[start of DATA FOR PROCESSING]

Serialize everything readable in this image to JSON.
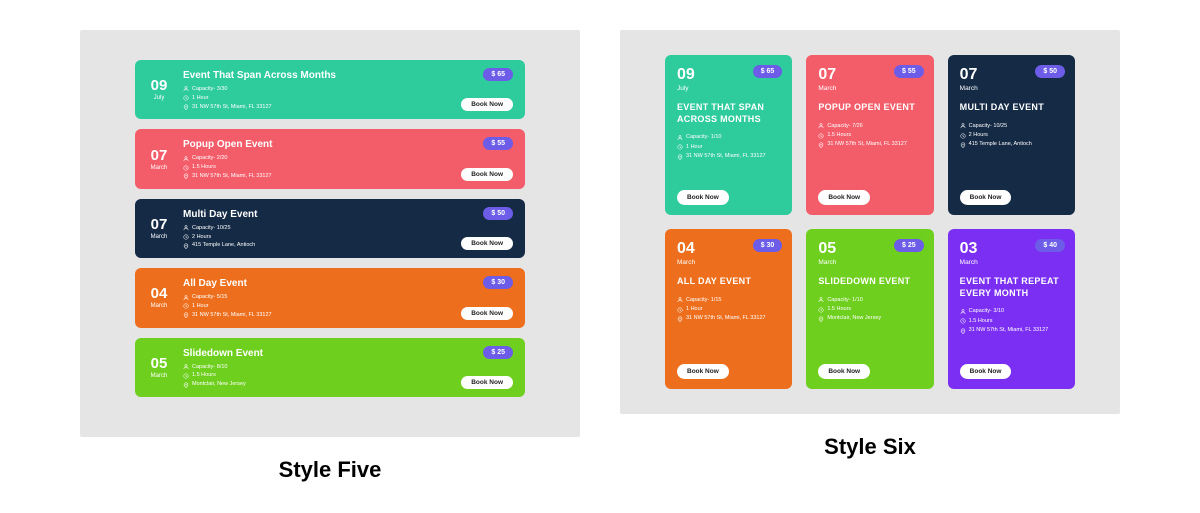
{
  "styleFive": {
    "caption": "Style Five",
    "events": [
      {
        "day": "09",
        "month": "July",
        "title": "Event That Span Across Months",
        "capacity": "Capacity- 3/30",
        "duration": "1 Hour",
        "location": "31 NW 57th St, Miami, FL 33127",
        "price": "$ 65",
        "book": "Book Now",
        "color": "#2ecb9c"
      },
      {
        "day": "07",
        "month": "March",
        "title": "Popup Open Event",
        "capacity": "Capacity- 2/20",
        "duration": "1.5 Hours",
        "location": "31 NW 57th St, Miami, FL 33127",
        "price": "$ 55",
        "book": "Book Now",
        "color": "#f35d6a"
      },
      {
        "day": "07",
        "month": "March",
        "title": "Multi Day Event",
        "capacity": "Capacity- 10/25",
        "duration": "2 Hours",
        "location": "415 Temple Lane, Antioch",
        "price": "$ 50",
        "book": "Book Now",
        "color": "#142a45"
      },
      {
        "day": "04",
        "month": "March",
        "title": "All Day Event",
        "capacity": "Capacity- 5/15",
        "duration": "1 Hour",
        "location": "31 NW 57th St, Miami, FL 33127",
        "price": "$ 30",
        "book": "Book Now",
        "color": "#ed6f1d"
      },
      {
        "day": "05",
        "month": "March",
        "title": "Slidedown Event",
        "capacity": "Capacity- 8/10",
        "duration": "1.5 Hours",
        "location": "Montclair, New Jersey",
        "price": "$ 25",
        "book": "Book Now",
        "color": "#6fcf1f"
      }
    ]
  },
  "styleSix": {
    "caption": "Style Six",
    "events": [
      {
        "day": "09",
        "month": "July",
        "title": "EVENT THAT SPAN ACROSS MONTHS",
        "capacity": "Capacity- 1/10",
        "duration": "1 Hour",
        "location": "31 NW 57th St, Miami, FL 33127",
        "price": "$ 65",
        "book": "Book Now",
        "color": "#2ecb9c"
      },
      {
        "day": "07",
        "month": "March",
        "title": "POPUP OPEN EVENT",
        "capacity": "Capacity- 7/26",
        "duration": "1.5 Hours",
        "location": "31 NW 57th St, Miami, FL 33127",
        "price": "$ 55",
        "book": "Book Now",
        "color": "#f35d6a"
      },
      {
        "day": "07",
        "month": "March",
        "title": "MULTI DAY EVENT",
        "capacity": "Capacity- 10/25",
        "duration": "2 Hours",
        "location": "415 Temple Lane, Antioch",
        "price": "$ 50",
        "book": "Book Now",
        "color": "#142a45"
      },
      {
        "day": "04",
        "month": "March",
        "title": "ALL DAY EVENT",
        "capacity": "Capacity- 1/15",
        "duration": "1 Hour",
        "location": "31 NW 57th St, Miami, FL 33127",
        "price": "$ 30",
        "book": "Book Now",
        "color": "#ed6f1d"
      },
      {
        "day": "05",
        "month": "March",
        "title": "SLIDEDOWN EVENT",
        "capacity": "Capacity- 1/10",
        "duration": "1.5 Hours",
        "location": "Montclair, New Jersey",
        "price": "$ 25",
        "book": "Book Now",
        "color": "#6fcf1f"
      },
      {
        "day": "03",
        "month": "March",
        "title": "EVENT THAT REPEAT EVERY MONTH",
        "capacity": "Capacity- 3/10",
        "duration": "1.5 Hours",
        "location": "31 NW 57th St, Miami, FL 33127",
        "price": "$ 40",
        "book": "Book Now",
        "color": "#7b2ff2"
      }
    ]
  }
}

[end of DATA FOR PROCESSING]

* BRIEF
Nothing in the entries should change as you copy them, except that the pictures are left out.

* ANSWER
Serialize everything readable in this image to JSON.
{
  "styleFive": {
    "caption": "Style Five",
    "events": [
      {
        "day": "09",
        "month": "July",
        "title": "Event That Span Across Months",
        "capacity": "Capacity- 3/30",
        "duration": "1 Hour",
        "location": "31 NW 57th St, Miami, FL 33127",
        "price": "$ 65",
        "book": "Book Now",
        "color": "#2ecb9c"
      },
      {
        "day": "07",
        "month": "March",
        "title": "Popup Open Event",
        "capacity": "Capacity- 2/20",
        "duration": "1.5 Hours",
        "location": "31 NW 57th St, Miami, FL 33127",
        "price": "$ 55",
        "book": "Book Now",
        "color": "#f35d6a"
      },
      {
        "day": "07",
        "month": "March",
        "title": "Multi Day Event",
        "capacity": "Capacity- 10/25",
        "duration": "2 Hours",
        "location": "415 Temple Lane, Antioch",
        "price": "$ 50",
        "book": "Book Now",
        "color": "#142a45"
      },
      {
        "day": "04",
        "month": "March",
        "title": "All Day Event",
        "capacity": "Capacity- 5/15",
        "duration": "1 Hour",
        "location": "31 NW 57th St, Miami, FL 33127",
        "price": "$ 30",
        "book": "Book Now",
        "color": "#ed6f1d"
      },
      {
        "day": "05",
        "month": "March",
        "title": "Slidedown Event",
        "capacity": "Capacity- 8/10",
        "duration": "1.5 Hours",
        "location": "Montclair, New Jersey",
        "price": "$ 25",
        "book": "Book Now",
        "color": "#6fcf1f"
      }
    ]
  },
  "styleSix": {
    "caption": "Style Six",
    "events": [
      {
        "day": "09",
        "month": "July",
        "title": "EVENT THAT SPAN ACROSS MONTHS",
        "capacity": "Capacity- 1/10",
        "duration": "1 Hour",
        "location": "31 NW 57th St, Miami, FL 33127",
        "price": "$ 65",
        "book": "Book Now",
        "color": "#2ecb9c"
      },
      {
        "day": "07",
        "month": "March",
        "title": "POPUP OPEN EVENT",
        "capacity": "Capacity- 7/26",
        "duration": "1.5 Hours",
        "location": "31 NW 57th St, Miami, FL 33127",
        "price": "$ 55",
        "book": "Book Now",
        "color": "#f35d6a"
      },
      {
        "day": "07",
        "month": "March",
        "title": "MULTI DAY EVENT",
        "capacity": "Capacity- 10/25",
        "duration": "2 Hours",
        "location": "415 Temple Lane, Antioch",
        "price": "$ 50",
        "book": "Book Now",
        "color": "#142a45"
      },
      {
        "day": "04",
        "month": "March",
        "title": "ALL DAY EVENT",
        "capacity": "Capacity- 1/15",
        "duration": "1 Hour",
        "location": "31 NW 57th St, Miami, FL 33127",
        "price": "$ 30",
        "book": "Book Now",
        "color": "#ed6f1d"
      },
      {
        "day": "05",
        "month": "March",
        "title": "SLIDEDOWN EVENT",
        "capacity": "Capacity- 1/10",
        "duration": "1.5 Hours",
        "location": "Montclair, New Jersey",
        "price": "$ 25",
        "book": "Book Now",
        "color": "#6fcf1f"
      },
      {
        "day": "03",
        "month": "March",
        "title": "EVENT THAT REPEAT EVERY MONTH",
        "capacity": "Capacity- 3/10",
        "duration": "1.5 Hours",
        "location": "31 NW 57th St, Miami, FL 33127",
        "price": "$ 40",
        "book": "Book Now",
        "color": "#7b2ff2"
      }
    ]
  }
}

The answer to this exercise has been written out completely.